### To do
Write the records out again, keeping each line exactly as it is.

_ _ _

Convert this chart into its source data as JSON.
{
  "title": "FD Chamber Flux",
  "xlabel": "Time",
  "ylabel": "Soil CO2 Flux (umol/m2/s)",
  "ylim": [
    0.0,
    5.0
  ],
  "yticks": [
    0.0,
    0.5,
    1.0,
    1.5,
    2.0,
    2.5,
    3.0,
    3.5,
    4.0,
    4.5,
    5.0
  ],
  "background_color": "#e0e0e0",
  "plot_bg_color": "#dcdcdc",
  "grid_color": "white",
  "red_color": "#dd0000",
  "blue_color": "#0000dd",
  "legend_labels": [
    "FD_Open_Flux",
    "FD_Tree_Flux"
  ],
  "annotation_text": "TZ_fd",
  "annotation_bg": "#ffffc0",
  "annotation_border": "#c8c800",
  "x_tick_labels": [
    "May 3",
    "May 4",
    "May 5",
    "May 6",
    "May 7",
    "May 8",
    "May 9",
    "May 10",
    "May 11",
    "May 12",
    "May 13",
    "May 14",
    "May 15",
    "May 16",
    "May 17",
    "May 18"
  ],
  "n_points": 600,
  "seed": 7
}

_ _ _

### Result below
Convert this chart into its source data as JSON.
{
  "title": "FD Chamber Flux",
  "xlabel": "Time",
  "ylabel": "Soil CO2 Flux (umol/m2/s)",
  "ylim": [
    0.0,
    5.0
  ],
  "yticks": [
    0.0,
    0.5,
    1.0,
    1.5,
    2.0,
    2.5,
    3.0,
    3.5,
    4.0,
    4.5,
    5.0
  ],
  "background_color": "#e0e0e0",
  "plot_bg_color": "#dcdcdc",
  "grid_color": "white",
  "red_color": "#dd0000",
  "blue_color": "#0000dd",
  "legend_labels": [
    "FD_Open_Flux",
    "FD_Tree_Flux"
  ],
  "annotation_text": "TZ_fd",
  "annotation_bg": "#ffffc0",
  "annotation_border": "#c8c800",
  "x_tick_labels": [
    "May 3",
    "May 4",
    "May 5",
    "May 6",
    "May 7",
    "May 8",
    "May 9",
    "May 10",
    "May 11",
    "May 12",
    "May 13",
    "May 14",
    "May 15",
    "May 16",
    "May 17",
    "May 18"
  ],
  "n_points": 600,
  "seed": 7
}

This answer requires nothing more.